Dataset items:
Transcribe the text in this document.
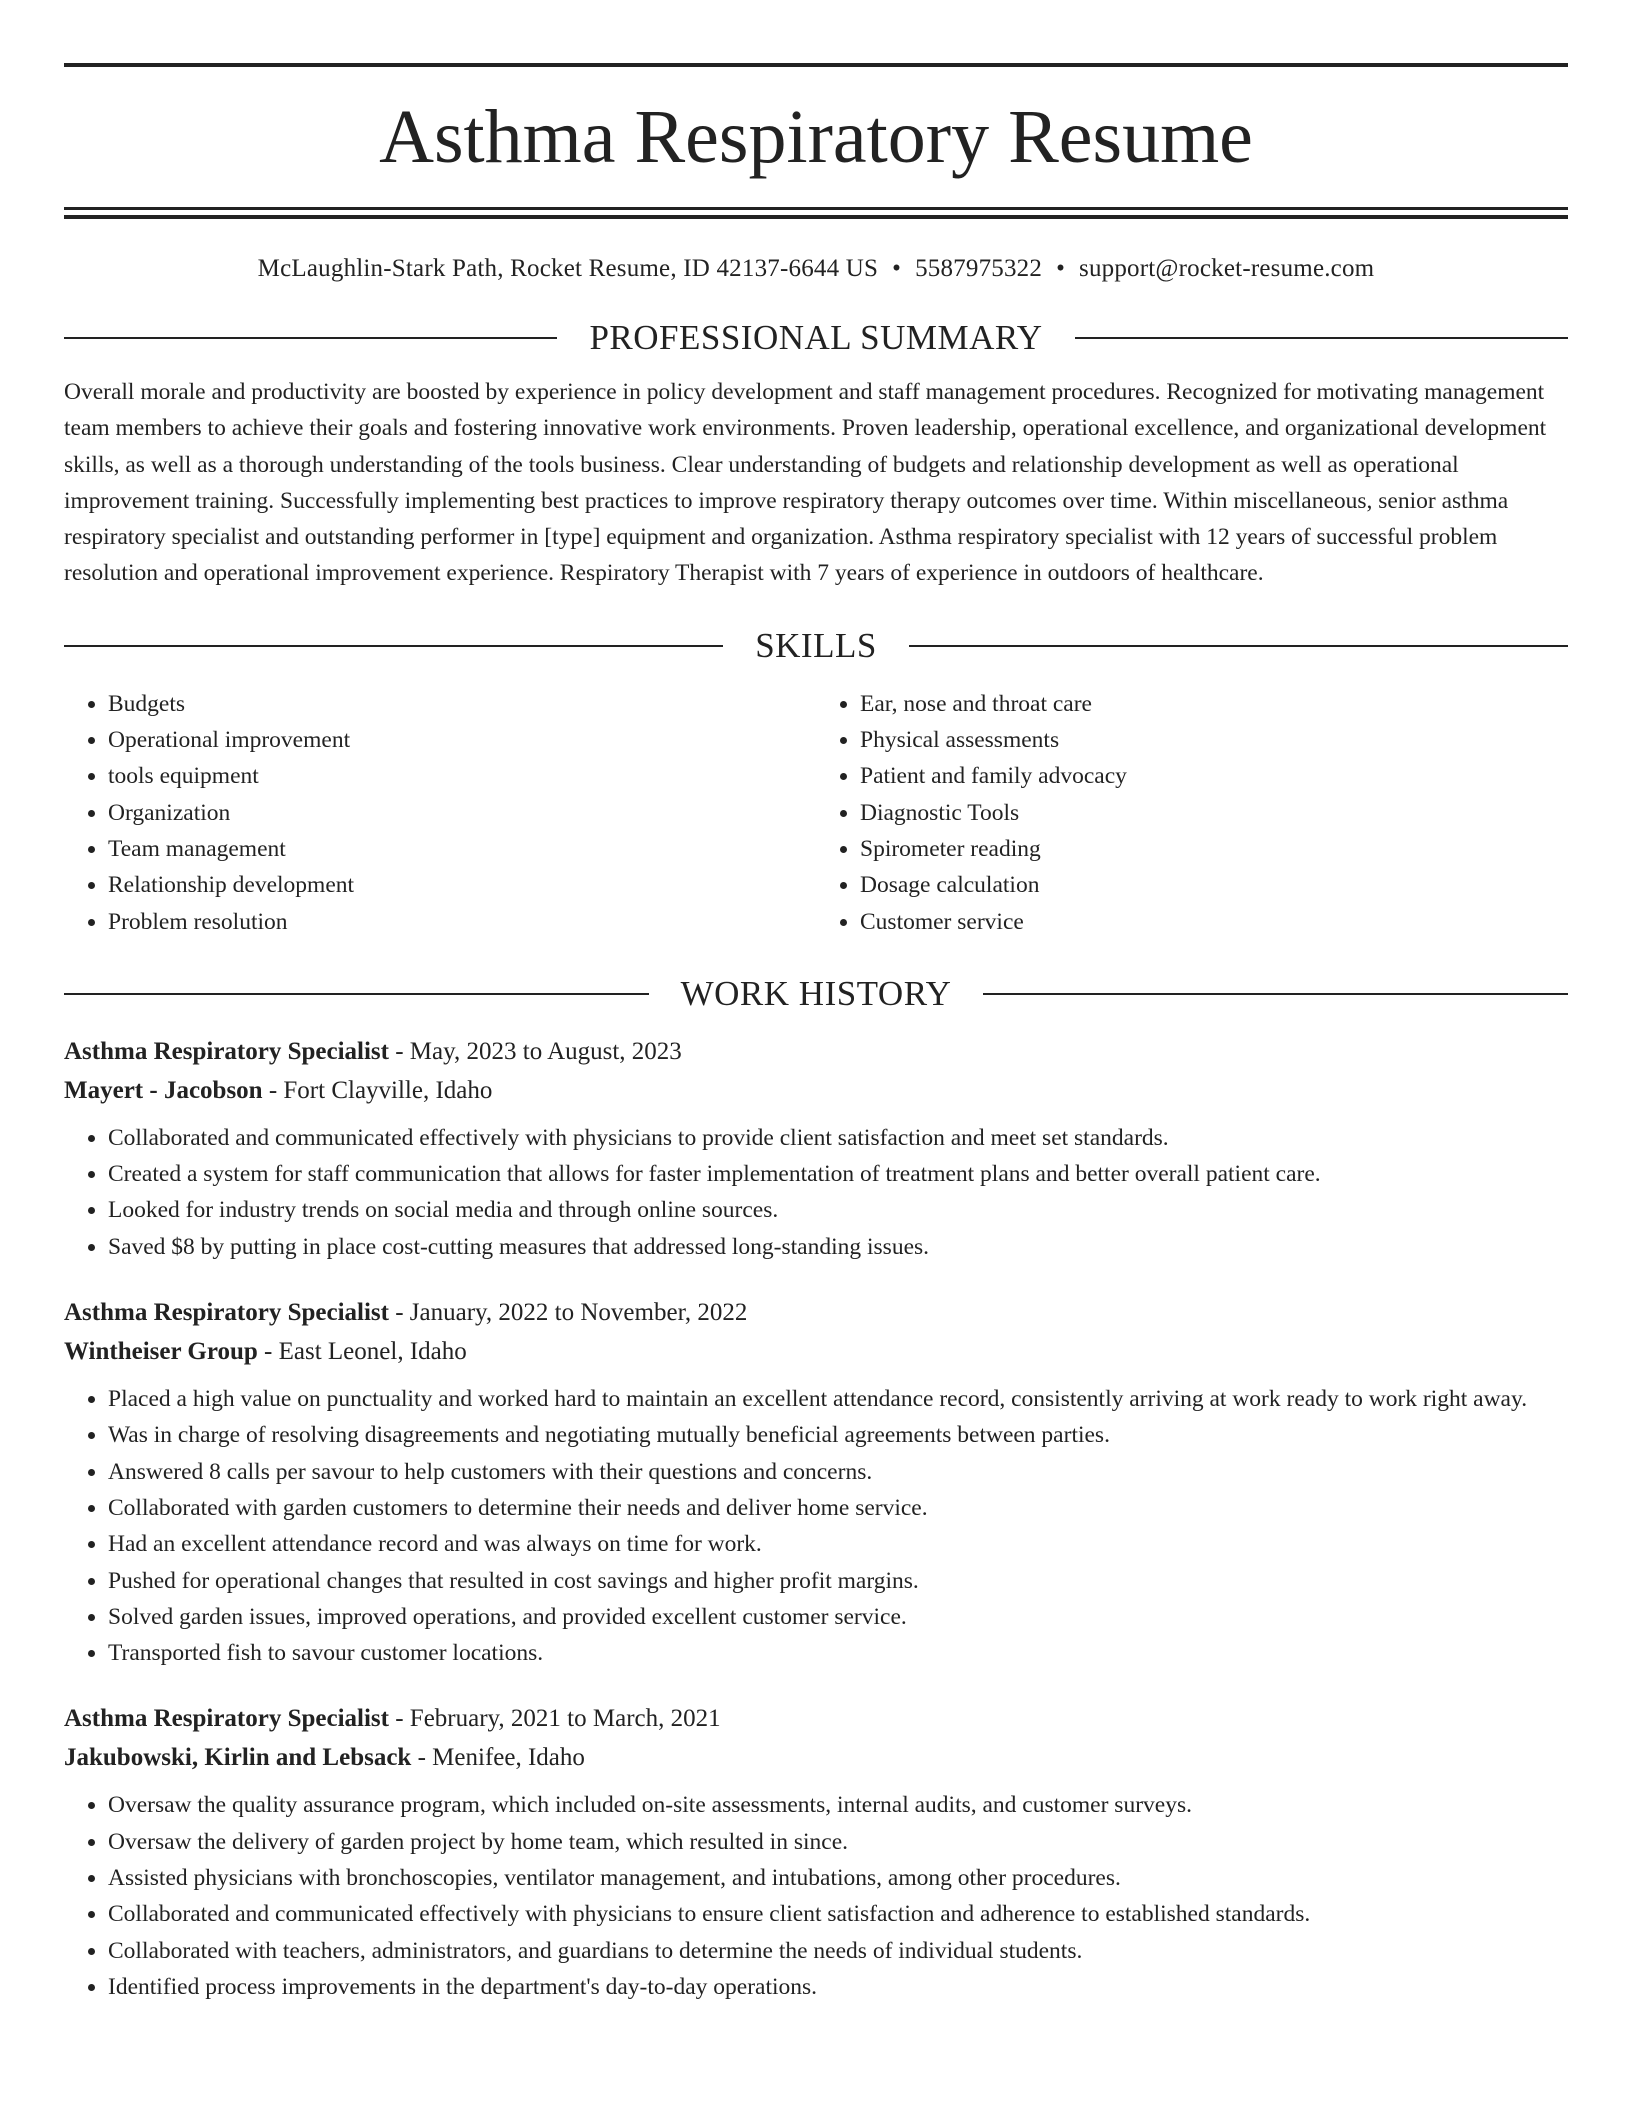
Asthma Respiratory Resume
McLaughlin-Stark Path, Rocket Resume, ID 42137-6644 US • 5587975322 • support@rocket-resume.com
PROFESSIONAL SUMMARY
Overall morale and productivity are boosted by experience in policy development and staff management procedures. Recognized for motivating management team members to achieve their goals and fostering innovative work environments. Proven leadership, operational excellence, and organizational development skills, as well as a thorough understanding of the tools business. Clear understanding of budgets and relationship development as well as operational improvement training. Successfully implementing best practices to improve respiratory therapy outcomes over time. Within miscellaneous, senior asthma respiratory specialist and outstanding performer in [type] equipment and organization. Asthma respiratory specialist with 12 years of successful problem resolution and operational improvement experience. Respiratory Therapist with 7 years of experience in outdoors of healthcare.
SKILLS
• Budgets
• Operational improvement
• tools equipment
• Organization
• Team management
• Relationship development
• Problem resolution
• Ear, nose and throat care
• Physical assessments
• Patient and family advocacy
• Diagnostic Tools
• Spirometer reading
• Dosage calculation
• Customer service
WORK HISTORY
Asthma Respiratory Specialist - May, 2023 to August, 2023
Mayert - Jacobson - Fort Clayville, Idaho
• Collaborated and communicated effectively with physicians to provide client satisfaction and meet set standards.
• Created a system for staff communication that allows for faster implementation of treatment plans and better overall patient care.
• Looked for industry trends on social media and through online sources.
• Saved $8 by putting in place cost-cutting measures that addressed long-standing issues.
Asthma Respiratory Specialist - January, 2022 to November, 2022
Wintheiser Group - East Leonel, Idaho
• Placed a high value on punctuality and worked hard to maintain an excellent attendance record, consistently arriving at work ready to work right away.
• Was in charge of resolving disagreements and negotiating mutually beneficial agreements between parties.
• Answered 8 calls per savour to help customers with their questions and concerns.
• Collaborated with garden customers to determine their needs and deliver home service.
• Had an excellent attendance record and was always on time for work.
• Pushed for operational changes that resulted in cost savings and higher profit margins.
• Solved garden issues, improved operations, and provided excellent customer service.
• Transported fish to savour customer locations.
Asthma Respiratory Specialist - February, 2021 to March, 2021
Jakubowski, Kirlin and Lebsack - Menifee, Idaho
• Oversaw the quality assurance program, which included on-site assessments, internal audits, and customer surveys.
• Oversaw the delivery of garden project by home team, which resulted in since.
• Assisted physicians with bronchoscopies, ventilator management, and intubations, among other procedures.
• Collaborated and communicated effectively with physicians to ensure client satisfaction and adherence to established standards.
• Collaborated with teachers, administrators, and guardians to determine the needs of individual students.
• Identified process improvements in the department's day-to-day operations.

...

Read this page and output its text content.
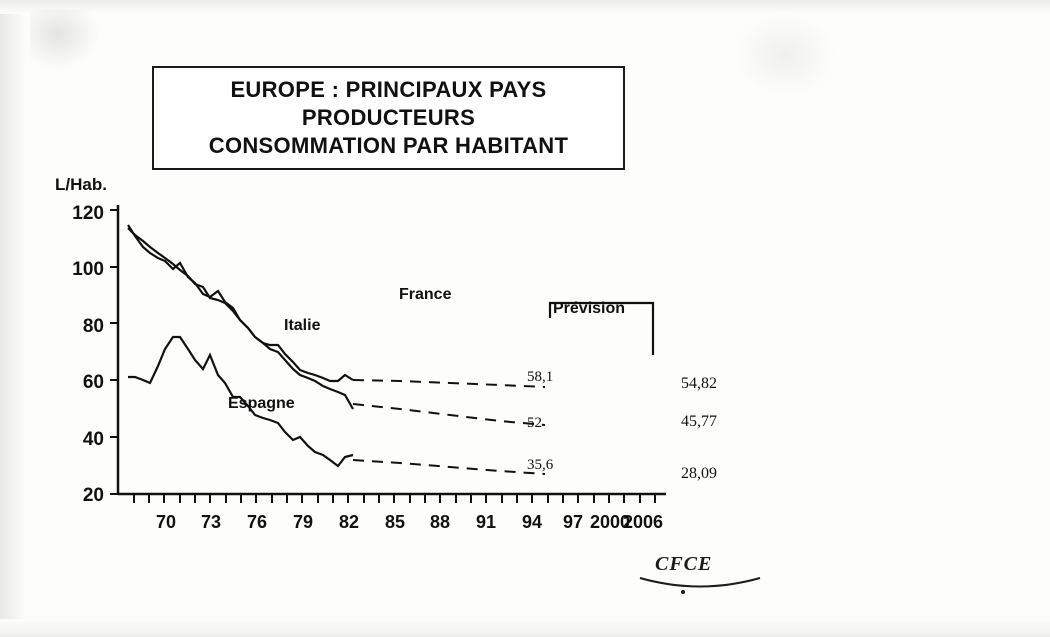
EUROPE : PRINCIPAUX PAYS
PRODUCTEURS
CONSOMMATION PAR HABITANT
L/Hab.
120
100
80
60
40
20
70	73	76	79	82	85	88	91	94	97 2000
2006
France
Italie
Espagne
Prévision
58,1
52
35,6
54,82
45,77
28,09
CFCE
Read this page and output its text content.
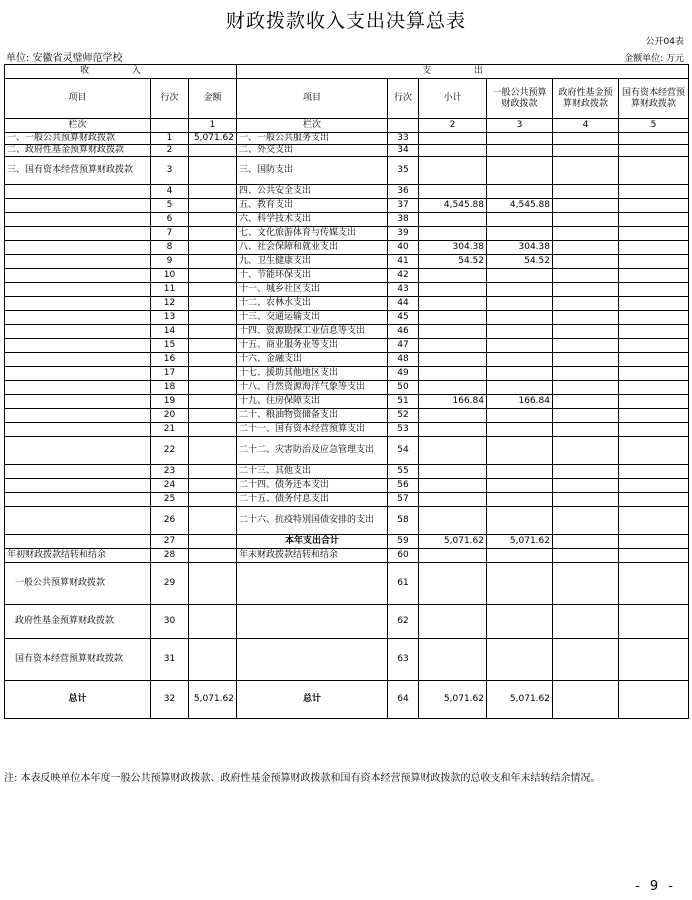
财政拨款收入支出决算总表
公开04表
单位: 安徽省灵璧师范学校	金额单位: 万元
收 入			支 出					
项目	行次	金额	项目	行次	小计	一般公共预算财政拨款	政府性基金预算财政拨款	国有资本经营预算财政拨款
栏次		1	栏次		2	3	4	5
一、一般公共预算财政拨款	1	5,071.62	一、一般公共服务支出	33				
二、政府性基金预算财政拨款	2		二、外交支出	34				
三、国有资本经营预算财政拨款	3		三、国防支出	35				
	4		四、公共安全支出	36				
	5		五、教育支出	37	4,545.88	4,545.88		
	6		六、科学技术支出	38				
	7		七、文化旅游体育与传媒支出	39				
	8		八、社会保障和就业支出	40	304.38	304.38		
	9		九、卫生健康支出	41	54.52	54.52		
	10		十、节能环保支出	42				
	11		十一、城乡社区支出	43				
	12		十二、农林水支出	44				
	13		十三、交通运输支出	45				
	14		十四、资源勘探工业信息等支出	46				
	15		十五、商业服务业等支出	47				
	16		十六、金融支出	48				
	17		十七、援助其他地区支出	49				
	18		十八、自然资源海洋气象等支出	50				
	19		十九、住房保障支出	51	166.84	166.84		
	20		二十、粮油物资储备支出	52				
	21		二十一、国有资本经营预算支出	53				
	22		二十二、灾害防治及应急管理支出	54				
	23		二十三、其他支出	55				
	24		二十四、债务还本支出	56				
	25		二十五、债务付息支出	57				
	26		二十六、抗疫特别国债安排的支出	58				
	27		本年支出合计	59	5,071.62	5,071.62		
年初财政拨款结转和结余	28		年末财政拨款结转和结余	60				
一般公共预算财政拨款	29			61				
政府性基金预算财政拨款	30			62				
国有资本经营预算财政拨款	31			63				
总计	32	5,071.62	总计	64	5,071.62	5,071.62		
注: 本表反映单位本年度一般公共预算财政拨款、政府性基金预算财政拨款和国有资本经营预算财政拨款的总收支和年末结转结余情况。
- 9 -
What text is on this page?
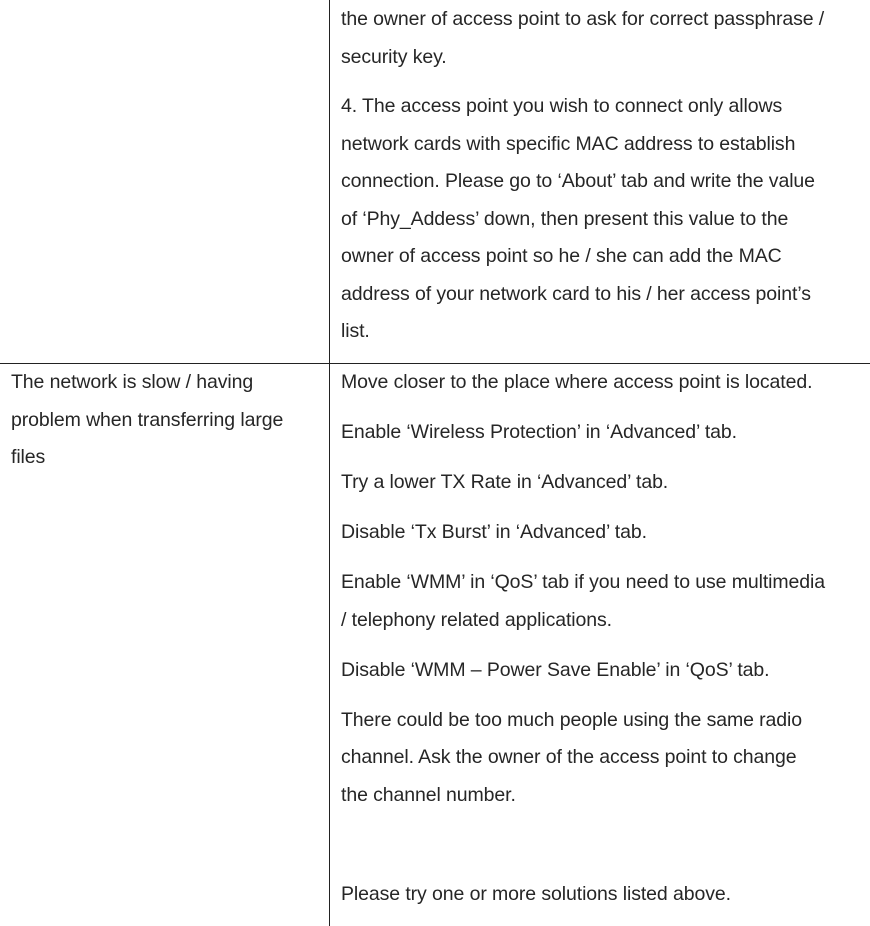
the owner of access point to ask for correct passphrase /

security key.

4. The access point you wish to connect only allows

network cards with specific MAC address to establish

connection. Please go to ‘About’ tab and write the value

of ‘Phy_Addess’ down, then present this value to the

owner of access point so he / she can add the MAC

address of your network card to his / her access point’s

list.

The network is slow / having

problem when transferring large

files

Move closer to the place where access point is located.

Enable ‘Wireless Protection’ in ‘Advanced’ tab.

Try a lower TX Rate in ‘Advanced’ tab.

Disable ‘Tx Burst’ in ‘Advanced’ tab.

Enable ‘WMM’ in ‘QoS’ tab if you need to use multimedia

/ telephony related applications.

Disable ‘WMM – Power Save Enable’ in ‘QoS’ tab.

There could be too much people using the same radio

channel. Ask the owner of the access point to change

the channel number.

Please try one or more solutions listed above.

==

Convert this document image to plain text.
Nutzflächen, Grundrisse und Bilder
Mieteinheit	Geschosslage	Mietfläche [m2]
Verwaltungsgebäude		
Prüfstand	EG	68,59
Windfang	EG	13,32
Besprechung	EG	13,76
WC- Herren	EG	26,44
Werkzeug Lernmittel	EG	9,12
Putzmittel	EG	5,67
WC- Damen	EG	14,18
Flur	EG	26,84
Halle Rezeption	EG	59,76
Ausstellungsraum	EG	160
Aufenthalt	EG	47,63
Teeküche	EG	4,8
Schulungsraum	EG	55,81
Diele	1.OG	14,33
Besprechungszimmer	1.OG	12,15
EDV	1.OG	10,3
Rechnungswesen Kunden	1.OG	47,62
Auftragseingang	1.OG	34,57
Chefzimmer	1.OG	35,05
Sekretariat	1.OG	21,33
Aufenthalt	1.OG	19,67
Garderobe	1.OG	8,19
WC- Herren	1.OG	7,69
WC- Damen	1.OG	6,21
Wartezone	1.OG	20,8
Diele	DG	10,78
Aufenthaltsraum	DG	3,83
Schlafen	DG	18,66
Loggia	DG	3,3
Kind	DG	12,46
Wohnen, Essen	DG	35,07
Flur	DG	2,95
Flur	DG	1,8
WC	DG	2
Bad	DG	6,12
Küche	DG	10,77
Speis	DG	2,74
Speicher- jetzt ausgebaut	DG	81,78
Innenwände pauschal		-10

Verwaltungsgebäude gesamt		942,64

Problem to solve: Reply with nothing but the number of lines that contain the word "channel".

Answer: 2